start Record set
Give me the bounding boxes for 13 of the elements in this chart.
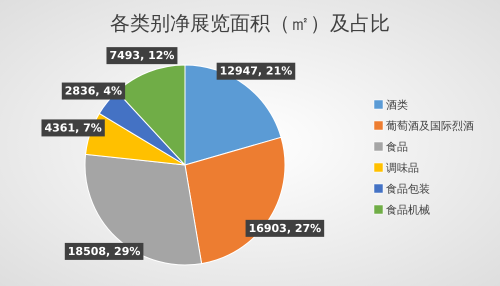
data-label: 2836, 4% bbox=[64, 84, 122, 98]
legend-label: 调味品 bbox=[386, 162, 419, 174]
data-label: 16903, 27% bbox=[248, 222, 322, 235]
chart-title: 各类别净展览面积（㎡）及占比 bbox=[110, 11, 390, 35]
legend-label: 食品 bbox=[386, 140, 408, 154]
legend-label: 食品包装 bbox=[386, 182, 430, 196]
legend-label: 葡萄酒及国际烈酒 bbox=[386, 120, 474, 132]
data-label: 12947, 21% bbox=[220, 64, 292, 78]
data-label: 18508, 29% bbox=[68, 244, 140, 258]
legend-label: 食品机械 bbox=[386, 204, 430, 216]
legend-label: 酒类 bbox=[386, 98, 408, 112]
data-label: 7493, 12% bbox=[109, 49, 174, 62]
data-label: 4361, 7% bbox=[44, 121, 102, 134]
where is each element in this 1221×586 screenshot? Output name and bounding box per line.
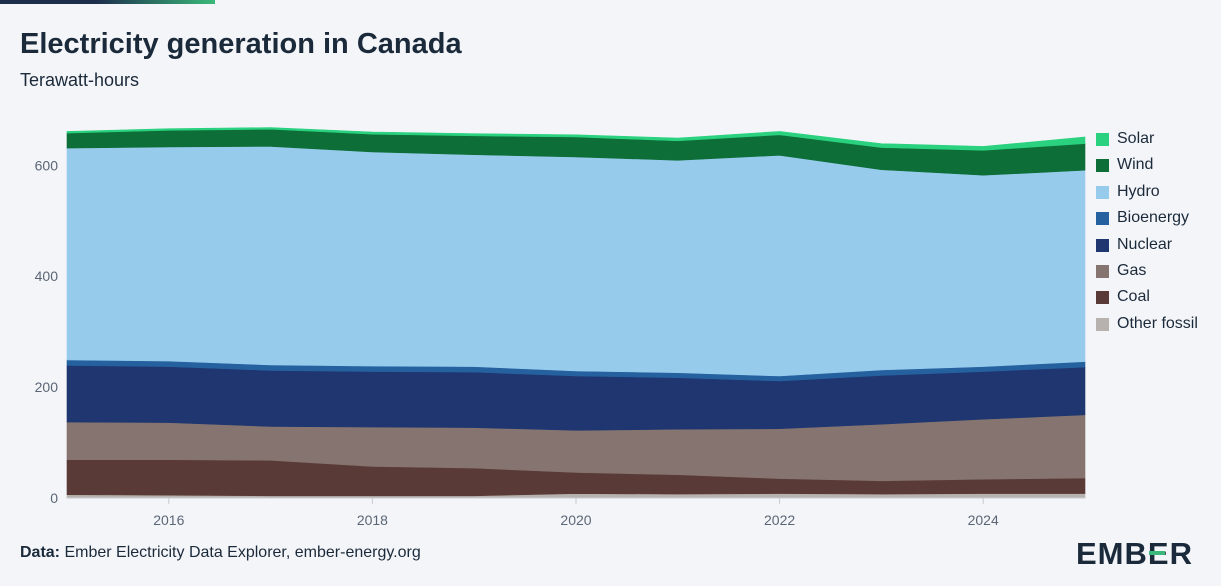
chart-subtitle: Terawatt-hours xyxy=(20,70,140,90)
legend-swatch xyxy=(1096,133,1109,146)
x-tick-label: 2018 xyxy=(357,512,388,528)
legend-swatch xyxy=(1096,159,1109,173)
chart-legend: Solar Wind Hydro Bioenergy Nuclear Gas Coal Oth… xyxy=(1096,130,1207,341)
legend-item-bioenergy: Bioenergy xyxy=(1096,209,1207,235)
legend-item-other-fossil: Other fossil xyxy=(1096,315,1207,341)
legend-item-coal: Coal xyxy=(1096,288,1207,314)
legend-item-gas: Gas xyxy=(1096,262,1207,288)
legend-swatch xyxy=(1096,212,1109,226)
x-tick-label: 2022 xyxy=(764,512,795,528)
x-tick-label: 2024 xyxy=(968,512,999,528)
legend-swatch xyxy=(1096,291,1109,305)
y-tick-label: 0 xyxy=(50,490,58,506)
y-tick-label: 400 xyxy=(35,268,59,284)
legend-swatch xyxy=(1096,238,1109,252)
legend-label: Coal xyxy=(1117,288,1150,306)
ember-logo: EMBER xyxy=(1076,536,1193,571)
y-tick-label: 600 xyxy=(35,157,59,173)
chart-title: Electricity generation in Canada xyxy=(20,28,462,60)
legend-swatch xyxy=(1096,317,1109,331)
legend-label: Nuclear xyxy=(1117,235,1173,253)
data-source-label: Data: xyxy=(20,544,61,561)
legend-item-hydro: Hydro xyxy=(1096,183,1207,209)
legend-label: Other fossil xyxy=(1117,314,1198,332)
area-hydro xyxy=(66,146,1086,377)
legend-label: Gas xyxy=(1117,261,1147,279)
legend-item-nuclear: Nuclear xyxy=(1096,236,1207,262)
y-tick-label: 200 xyxy=(35,379,59,395)
legend-item-wind: Wind xyxy=(1096,156,1207,182)
legend-item-solar: Solar xyxy=(1096,130,1207,156)
data-source-text: Ember Electricity Data Explorer, ember-e… xyxy=(64,544,421,561)
legend-label: Wind xyxy=(1117,156,1154,174)
x-tick-label: 2020 xyxy=(560,512,591,528)
area-solar xyxy=(66,127,1086,151)
top-accent-bar xyxy=(0,0,215,4)
legend-swatch xyxy=(1096,264,1109,278)
x-tick-label: 2016 xyxy=(153,512,184,528)
legend-label: Bioenergy xyxy=(1117,209,1190,227)
legend-label: Hydro xyxy=(1117,182,1160,200)
data-source: Data: Ember Electricity Data Explorer, e… xyxy=(20,544,421,562)
legend-label: Solar xyxy=(1117,130,1155,147)
legend-swatch xyxy=(1096,185,1109,199)
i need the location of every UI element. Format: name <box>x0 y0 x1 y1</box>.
end Record set
_What is needed:_
Format the entry lines from the one containing "chart-subtitle: Terawatt-hours xyxy=(20,70,140,90)" through the one containing "legend-swatch xyxy=(1096,212,1109,226)", both included, as a numbered list with blank lines omitted.

_Full output:_
1. chart-subtitle: Terawatt-hours xyxy=(20,70,140,90)
2. legend-swatch xyxy=(1096,133,1109,146)
3. x-tick-label: 2018 xyxy=(357,512,388,528)
4. legend-swatch xyxy=(1096,159,1109,173)
5. chart-legend: Solar Wind Hydro Bioenergy Nuclear Gas Coal Oth… xyxy=(1096,130,1207,341)
6. legend-item-bioenergy: Bioenergy xyxy=(1096,209,1207,235)
7. legend-item-other-fossil: Other fossil xyxy=(1096,315,1207,341)
8. legend-item-coal: Coal xyxy=(1096,288,1207,314)
9. legend-item-gas: Gas xyxy=(1096,262,1207,288)
10. legend-swatch xyxy=(1096,212,1109,226)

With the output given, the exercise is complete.